Stored records:
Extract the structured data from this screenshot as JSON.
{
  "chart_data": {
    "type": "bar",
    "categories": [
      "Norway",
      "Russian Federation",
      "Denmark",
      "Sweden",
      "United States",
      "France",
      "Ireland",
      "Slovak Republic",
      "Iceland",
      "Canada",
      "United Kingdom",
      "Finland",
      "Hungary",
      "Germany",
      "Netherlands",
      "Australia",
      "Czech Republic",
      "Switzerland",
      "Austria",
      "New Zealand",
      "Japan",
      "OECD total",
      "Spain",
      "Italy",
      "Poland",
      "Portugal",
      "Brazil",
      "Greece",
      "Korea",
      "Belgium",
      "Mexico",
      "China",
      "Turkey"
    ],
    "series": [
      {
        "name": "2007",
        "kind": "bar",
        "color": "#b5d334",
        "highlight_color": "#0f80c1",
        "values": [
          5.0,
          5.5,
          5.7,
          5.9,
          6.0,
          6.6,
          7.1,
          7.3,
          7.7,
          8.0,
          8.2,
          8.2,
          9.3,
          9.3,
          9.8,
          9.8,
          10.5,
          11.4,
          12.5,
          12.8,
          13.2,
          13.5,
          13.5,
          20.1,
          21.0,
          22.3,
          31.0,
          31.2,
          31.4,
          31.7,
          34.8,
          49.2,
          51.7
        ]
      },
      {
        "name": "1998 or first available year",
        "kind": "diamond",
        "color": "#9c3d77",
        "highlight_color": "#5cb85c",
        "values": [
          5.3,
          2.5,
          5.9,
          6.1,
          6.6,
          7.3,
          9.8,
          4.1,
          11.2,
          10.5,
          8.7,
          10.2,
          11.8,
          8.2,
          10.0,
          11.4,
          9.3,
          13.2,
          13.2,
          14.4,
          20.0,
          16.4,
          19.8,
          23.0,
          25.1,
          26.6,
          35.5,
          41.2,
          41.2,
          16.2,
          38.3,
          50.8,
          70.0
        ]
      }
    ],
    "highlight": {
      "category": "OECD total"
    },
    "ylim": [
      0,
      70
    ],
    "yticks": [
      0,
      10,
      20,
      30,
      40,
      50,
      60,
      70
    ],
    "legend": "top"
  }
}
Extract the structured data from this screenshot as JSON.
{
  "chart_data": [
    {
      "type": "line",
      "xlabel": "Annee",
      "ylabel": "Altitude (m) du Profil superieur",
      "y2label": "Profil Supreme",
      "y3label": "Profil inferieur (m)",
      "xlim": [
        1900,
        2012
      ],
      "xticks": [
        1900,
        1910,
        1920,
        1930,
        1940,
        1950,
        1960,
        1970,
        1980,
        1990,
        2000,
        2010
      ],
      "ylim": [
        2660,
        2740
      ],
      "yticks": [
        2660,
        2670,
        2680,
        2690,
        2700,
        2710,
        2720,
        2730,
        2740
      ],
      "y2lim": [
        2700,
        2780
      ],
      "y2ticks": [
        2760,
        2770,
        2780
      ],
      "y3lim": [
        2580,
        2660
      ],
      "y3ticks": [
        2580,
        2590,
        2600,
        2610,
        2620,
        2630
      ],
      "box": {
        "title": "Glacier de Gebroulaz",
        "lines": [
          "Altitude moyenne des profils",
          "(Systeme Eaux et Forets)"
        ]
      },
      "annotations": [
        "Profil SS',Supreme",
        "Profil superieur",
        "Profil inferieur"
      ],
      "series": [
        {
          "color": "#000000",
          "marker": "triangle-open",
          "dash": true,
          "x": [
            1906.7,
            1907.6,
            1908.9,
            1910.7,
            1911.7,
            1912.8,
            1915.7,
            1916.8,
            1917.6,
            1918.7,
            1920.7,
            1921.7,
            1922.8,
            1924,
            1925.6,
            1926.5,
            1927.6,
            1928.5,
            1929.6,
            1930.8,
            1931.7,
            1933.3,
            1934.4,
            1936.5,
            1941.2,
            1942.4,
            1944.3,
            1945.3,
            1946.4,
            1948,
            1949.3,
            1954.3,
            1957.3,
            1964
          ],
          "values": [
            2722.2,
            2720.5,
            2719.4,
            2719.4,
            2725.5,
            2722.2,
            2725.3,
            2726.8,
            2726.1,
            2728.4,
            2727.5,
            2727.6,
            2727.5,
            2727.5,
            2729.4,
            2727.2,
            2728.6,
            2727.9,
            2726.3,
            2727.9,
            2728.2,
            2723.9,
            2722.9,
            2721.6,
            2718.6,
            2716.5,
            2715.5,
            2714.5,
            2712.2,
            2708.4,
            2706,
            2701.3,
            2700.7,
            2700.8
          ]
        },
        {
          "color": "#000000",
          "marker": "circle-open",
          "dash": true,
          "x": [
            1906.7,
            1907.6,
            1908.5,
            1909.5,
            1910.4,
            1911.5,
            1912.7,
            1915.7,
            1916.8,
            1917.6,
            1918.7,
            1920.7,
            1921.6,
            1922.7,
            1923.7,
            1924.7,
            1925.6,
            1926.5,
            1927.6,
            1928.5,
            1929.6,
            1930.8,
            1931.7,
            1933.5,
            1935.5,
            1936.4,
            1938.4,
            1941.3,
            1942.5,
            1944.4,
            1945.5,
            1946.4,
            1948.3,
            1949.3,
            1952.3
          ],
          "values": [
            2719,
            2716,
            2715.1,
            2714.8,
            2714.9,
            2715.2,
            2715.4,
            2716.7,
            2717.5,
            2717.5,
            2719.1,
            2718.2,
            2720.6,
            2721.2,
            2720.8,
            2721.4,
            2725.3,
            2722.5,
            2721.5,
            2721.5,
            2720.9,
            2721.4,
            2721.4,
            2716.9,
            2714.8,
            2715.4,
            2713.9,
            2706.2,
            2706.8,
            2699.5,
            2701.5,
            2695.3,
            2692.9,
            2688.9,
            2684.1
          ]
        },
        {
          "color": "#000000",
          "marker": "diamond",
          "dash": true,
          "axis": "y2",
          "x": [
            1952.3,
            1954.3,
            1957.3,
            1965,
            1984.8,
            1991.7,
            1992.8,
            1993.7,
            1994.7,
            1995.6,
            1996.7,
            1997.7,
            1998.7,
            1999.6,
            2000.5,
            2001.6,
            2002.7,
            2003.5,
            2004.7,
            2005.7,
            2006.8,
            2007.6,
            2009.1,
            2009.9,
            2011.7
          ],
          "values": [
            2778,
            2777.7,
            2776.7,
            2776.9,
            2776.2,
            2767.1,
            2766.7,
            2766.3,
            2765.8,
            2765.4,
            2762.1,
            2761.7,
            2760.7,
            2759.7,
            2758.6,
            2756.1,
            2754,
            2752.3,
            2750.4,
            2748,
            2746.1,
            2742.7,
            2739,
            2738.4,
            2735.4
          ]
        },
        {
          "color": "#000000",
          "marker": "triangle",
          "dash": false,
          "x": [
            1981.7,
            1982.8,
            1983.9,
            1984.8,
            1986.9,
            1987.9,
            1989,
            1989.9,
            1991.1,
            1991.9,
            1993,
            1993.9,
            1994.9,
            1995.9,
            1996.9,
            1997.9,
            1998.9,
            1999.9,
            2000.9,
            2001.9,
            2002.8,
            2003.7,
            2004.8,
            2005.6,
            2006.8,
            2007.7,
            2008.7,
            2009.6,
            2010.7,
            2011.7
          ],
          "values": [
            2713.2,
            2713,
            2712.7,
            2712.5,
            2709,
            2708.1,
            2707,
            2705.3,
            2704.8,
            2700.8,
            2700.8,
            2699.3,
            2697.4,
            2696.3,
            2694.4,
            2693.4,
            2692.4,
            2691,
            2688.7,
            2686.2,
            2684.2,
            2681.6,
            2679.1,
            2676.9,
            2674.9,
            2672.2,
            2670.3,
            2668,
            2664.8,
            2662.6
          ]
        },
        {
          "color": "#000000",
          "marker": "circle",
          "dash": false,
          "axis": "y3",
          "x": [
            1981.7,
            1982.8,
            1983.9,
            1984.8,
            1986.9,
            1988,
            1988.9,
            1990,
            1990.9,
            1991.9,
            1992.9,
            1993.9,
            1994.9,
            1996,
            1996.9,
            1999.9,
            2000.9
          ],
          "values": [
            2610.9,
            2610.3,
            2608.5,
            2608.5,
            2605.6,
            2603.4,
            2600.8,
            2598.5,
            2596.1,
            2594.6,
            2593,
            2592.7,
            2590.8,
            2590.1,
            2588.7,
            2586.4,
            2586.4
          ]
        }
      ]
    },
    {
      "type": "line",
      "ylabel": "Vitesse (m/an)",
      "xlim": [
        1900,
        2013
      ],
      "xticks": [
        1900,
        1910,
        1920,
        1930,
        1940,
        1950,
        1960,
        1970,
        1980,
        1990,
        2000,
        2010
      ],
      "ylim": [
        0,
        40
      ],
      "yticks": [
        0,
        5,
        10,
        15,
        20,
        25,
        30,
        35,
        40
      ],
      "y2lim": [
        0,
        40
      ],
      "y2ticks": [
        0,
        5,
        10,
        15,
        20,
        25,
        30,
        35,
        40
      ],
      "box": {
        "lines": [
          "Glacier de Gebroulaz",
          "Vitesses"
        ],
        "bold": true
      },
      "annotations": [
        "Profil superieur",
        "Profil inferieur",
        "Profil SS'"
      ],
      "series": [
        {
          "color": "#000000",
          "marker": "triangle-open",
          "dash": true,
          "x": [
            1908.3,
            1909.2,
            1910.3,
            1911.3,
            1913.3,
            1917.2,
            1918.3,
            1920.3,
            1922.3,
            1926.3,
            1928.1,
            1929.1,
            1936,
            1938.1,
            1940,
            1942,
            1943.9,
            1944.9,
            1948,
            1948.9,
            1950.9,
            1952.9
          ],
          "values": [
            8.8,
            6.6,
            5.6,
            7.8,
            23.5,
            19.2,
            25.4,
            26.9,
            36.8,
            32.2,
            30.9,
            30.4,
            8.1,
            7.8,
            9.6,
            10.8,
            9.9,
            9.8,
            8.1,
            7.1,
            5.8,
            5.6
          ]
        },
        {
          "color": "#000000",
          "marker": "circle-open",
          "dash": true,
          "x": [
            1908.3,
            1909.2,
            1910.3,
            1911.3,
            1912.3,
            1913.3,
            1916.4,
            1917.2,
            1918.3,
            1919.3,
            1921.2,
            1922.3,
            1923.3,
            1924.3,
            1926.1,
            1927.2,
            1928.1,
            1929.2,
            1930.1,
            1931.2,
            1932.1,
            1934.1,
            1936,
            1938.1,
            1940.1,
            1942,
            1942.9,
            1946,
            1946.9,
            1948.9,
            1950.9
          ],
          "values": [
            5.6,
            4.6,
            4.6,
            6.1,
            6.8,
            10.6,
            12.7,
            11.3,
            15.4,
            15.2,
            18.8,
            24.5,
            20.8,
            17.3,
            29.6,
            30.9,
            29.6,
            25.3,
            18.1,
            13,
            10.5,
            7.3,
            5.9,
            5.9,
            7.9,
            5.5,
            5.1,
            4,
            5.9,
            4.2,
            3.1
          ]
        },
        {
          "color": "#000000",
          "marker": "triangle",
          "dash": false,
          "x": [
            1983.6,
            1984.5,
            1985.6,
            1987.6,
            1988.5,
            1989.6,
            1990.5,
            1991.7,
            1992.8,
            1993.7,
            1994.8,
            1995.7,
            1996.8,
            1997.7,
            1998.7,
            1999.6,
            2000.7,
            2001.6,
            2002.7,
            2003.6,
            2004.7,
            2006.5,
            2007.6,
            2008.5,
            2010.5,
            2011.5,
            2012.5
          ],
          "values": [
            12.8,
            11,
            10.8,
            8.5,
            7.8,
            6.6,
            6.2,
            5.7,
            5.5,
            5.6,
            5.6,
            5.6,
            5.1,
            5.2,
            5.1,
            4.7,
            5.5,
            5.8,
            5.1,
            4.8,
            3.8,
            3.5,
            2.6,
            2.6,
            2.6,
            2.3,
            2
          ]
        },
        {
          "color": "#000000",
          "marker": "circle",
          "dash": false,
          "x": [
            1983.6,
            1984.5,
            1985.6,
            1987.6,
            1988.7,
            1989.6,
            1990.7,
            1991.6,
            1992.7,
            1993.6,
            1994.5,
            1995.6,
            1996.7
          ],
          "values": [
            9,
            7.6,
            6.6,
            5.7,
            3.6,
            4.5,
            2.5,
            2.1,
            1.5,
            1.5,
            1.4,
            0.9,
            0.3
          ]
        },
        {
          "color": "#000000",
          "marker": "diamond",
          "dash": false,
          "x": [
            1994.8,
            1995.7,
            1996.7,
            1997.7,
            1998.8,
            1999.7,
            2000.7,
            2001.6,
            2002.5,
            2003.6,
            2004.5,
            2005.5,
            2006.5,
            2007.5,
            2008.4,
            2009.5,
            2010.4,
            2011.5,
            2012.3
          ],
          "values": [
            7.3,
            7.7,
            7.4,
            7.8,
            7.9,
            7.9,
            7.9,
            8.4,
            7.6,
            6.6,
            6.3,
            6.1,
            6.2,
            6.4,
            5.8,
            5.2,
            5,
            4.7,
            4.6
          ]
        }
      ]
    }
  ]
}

Task to complete:
From the data above, copy each line that has the string "inferieur".

Finished task:
      "y3label": "Profil inferieur (m)",
        "Profil inferieur"
        "Profil inferieur",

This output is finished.